Dataset records:
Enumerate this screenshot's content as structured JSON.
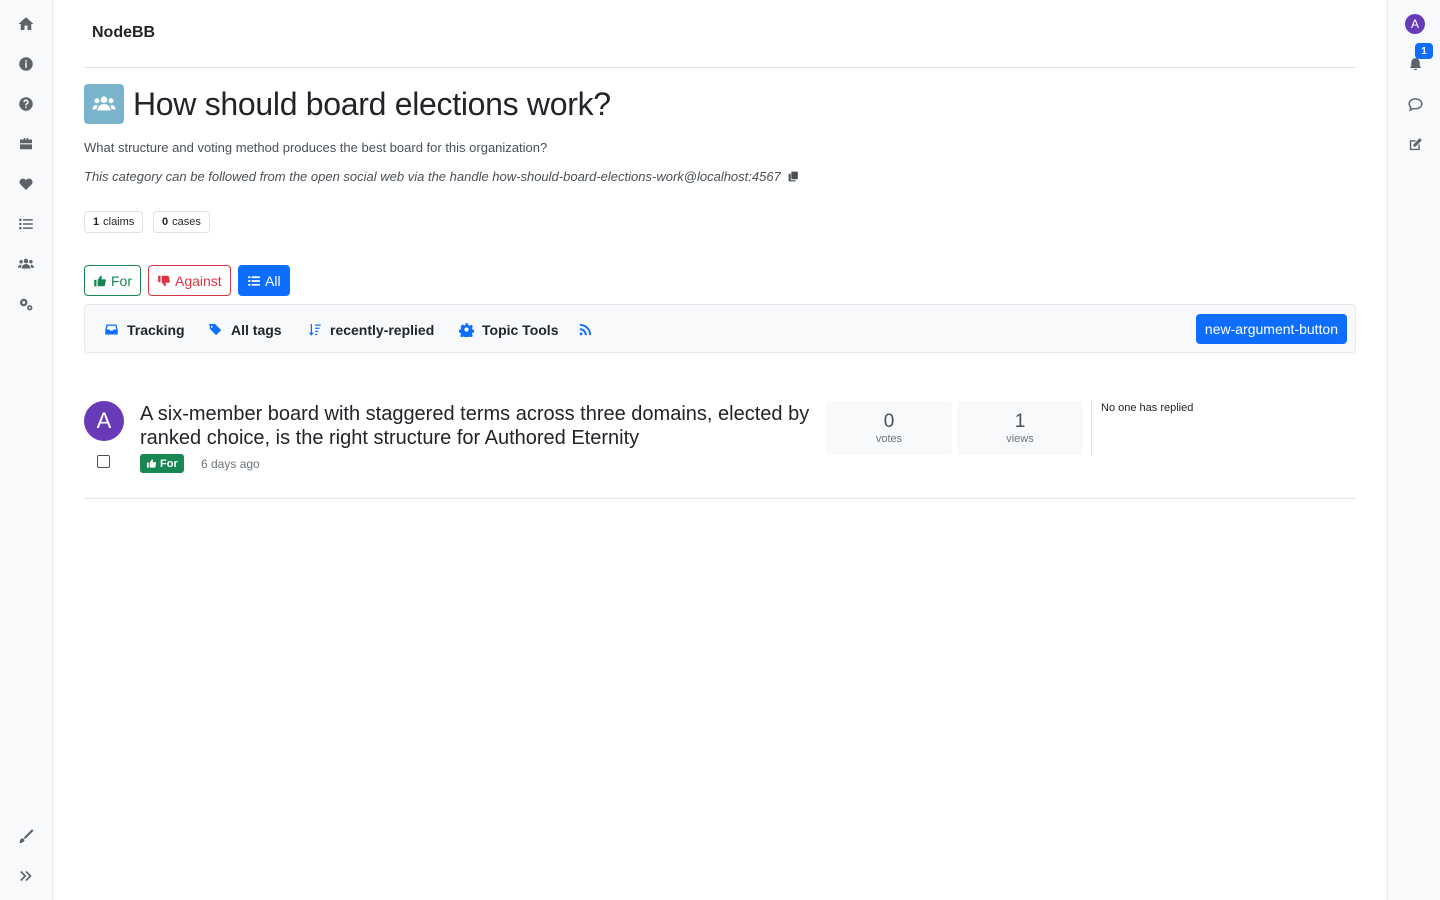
{
  "brand": "NodeBB",
  "category": {
    "title": "How should board elections work?",
    "description": "What structure and voting method produces the best board for this organization?",
    "handle_text": "This category can be followed from the open social web via the handle how-should-board-elections-work@localhost:4567",
    "icon": "users-icon",
    "icon_color": "#7ab4cc"
  },
  "stats": {
    "claims_count": "1",
    "claims_label": "claims",
    "cases_count": "0",
    "cases_label": "cases"
  },
  "filters": {
    "for_label": "For",
    "against_label": "Against",
    "all_label": "All"
  },
  "toolbar": {
    "tracking_label": "Tracking",
    "tags_label": "All tags",
    "sort_label": "recently-replied",
    "tools_label": "Topic Tools",
    "new_argument_label": "new-argument-button"
  },
  "topics": [
    {
      "avatar_letter": "A",
      "avatar_color": "#673ab7",
      "title": "A six-member board with staggered terms across three domains, elected by ranked choice, is the right structure for Authored Eternity",
      "stance_label": "For",
      "time": "6 days ago",
      "votes_count": "0",
      "votes_label": "votes",
      "views_count": "1",
      "views_label": "views",
      "last_reply": "No one has replied"
    }
  ],
  "user": {
    "avatar_letter": "A",
    "notification_count": "1"
  },
  "colors": {
    "primary": "#0d6efd",
    "success": "#198754",
    "danger": "#dc3545"
  }
}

GOAL: Repeat each record exactly as shown above, dropping all images.

CORRECT OUTPUT:
Enumerate this screenshot's content as structured JSON.
{
  "brand": "NodeBB",
  "category": {
    "title": "How should board elections work?",
    "description": "What structure and voting method produces the best board for this organization?",
    "handle_text": "This category can be followed from the open social web via the handle how-should-board-elections-work@localhost:4567",
    "icon": "users-icon",
    "icon_color": "#7ab4cc"
  },
  "stats": {
    "claims_count": "1",
    "claims_label": "claims",
    "cases_count": "0",
    "cases_label": "cases"
  },
  "filters": {
    "for_label": "For",
    "against_label": "Against",
    "all_label": "All"
  },
  "toolbar": {
    "tracking_label": "Tracking",
    "tags_label": "All tags",
    "sort_label": "recently-replied",
    "tools_label": "Topic Tools",
    "new_argument_label": "new-argument-button"
  },
  "topics": [
    {
      "avatar_letter": "A",
      "avatar_color": "#673ab7",
      "title": "A six-member board with staggered terms across three domains, elected by ranked choice, is the right structure for Authored Eternity",
      "stance_label": "For",
      "time": "6 days ago",
      "votes_count": "0",
      "votes_label": "votes",
      "views_count": "1",
      "views_label": "views",
      "last_reply": "No one has replied"
    }
  ],
  "user": {
    "avatar_letter": "A",
    "notification_count": "1"
  },
  "colors": {
    "primary": "#0d6efd",
    "success": "#198754",
    "danger": "#dc3545"
  }
}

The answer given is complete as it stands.